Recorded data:
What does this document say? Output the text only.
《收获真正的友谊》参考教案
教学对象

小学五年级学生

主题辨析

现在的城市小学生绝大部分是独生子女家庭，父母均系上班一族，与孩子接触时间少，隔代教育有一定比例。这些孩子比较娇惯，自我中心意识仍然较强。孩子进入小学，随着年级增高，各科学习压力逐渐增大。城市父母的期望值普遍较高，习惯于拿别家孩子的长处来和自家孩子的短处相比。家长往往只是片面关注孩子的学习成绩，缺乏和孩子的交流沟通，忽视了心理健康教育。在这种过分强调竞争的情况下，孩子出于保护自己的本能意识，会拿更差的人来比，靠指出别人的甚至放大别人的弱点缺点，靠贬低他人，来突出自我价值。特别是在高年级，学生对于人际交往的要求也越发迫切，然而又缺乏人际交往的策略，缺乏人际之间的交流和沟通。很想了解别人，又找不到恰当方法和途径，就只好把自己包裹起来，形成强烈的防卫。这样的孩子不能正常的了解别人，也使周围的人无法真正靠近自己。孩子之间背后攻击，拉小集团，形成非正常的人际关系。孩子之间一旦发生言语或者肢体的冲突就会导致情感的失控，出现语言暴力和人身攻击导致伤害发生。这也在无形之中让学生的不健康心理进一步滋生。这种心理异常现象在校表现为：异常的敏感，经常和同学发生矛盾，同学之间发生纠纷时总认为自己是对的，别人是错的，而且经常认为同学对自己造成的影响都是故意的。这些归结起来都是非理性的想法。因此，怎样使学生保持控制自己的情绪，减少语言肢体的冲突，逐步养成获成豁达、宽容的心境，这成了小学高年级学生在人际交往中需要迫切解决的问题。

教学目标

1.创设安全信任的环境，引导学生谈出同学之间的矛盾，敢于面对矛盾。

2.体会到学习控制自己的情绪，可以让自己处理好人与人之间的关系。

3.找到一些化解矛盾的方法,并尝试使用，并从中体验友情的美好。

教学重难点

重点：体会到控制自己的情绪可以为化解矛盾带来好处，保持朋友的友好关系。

---

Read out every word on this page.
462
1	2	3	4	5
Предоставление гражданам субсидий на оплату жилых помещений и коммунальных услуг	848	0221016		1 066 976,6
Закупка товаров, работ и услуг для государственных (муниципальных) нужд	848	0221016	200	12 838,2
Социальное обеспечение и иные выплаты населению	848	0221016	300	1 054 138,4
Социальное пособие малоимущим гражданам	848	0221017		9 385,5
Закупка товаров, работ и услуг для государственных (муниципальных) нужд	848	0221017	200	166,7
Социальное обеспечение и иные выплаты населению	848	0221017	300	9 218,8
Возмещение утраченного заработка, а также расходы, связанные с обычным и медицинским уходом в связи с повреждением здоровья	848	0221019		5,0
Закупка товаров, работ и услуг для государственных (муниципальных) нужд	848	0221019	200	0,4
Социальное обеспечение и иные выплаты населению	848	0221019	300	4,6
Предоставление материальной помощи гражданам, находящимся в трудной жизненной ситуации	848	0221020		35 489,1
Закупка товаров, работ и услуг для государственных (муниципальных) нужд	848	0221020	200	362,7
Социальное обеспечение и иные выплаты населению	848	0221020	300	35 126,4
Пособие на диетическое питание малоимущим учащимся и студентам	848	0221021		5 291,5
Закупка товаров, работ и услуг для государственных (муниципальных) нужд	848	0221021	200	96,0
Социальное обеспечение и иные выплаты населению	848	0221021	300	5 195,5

What is asked:
Locate the word "Социальное" in the records above, and return each line that has it.

Task response:
Социальное обеспечение и иные выплаты населению	848	0221016	300	1 054 138,4
Социальное пособие малоимущим гражданам	848	0221017		9 385,5
Социальное обеспечение и иные выплаты населению	848	0221017	300	9 218,8
Социальное обеспечение и иные выплаты населению	848	0221019	300	4,6
Социальное обеспечение и иные выплаты населению	848	0221020	300	35 126,4
Социальное обеспечение и иные выплаты населению	848	0221021	300	5 195,5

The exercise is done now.